[begin Material shown]

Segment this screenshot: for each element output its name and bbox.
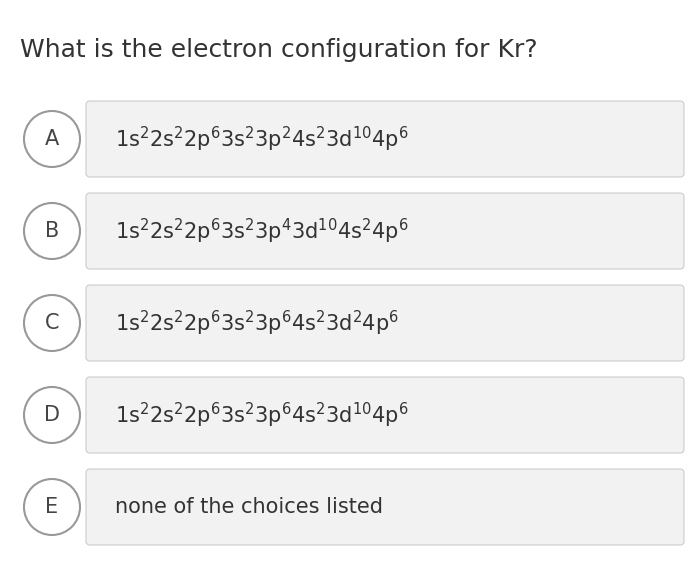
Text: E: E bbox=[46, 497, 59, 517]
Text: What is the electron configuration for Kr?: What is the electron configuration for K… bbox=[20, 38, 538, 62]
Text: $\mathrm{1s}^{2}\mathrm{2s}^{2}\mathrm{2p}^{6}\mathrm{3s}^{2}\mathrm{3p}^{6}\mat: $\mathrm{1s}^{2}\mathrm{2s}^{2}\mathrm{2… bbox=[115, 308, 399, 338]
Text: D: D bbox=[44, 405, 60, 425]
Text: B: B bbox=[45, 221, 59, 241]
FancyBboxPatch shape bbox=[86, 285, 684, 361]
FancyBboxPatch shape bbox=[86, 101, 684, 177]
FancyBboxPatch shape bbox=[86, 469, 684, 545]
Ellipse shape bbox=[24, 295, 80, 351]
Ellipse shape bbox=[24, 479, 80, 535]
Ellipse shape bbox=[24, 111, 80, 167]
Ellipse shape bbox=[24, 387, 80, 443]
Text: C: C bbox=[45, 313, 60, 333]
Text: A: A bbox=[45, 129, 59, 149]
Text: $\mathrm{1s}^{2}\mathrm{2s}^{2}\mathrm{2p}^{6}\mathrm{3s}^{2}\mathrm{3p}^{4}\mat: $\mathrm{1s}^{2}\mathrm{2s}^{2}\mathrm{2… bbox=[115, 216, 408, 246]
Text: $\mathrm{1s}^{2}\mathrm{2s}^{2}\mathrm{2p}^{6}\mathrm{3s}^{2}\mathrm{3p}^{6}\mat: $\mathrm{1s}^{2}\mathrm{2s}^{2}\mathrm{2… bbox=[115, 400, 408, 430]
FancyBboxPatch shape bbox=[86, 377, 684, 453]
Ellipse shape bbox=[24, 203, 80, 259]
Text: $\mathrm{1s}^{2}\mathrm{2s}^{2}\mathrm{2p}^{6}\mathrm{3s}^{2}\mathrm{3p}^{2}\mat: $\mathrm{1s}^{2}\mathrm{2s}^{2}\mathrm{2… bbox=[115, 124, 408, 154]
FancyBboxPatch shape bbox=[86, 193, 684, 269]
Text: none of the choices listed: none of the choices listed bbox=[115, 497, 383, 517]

[end Material shown]

**Objective**
Count the lines in the items above that contain the string "Ellipse", treating uppercase and lowercase letters as different, and give only the number.

**The solution**
5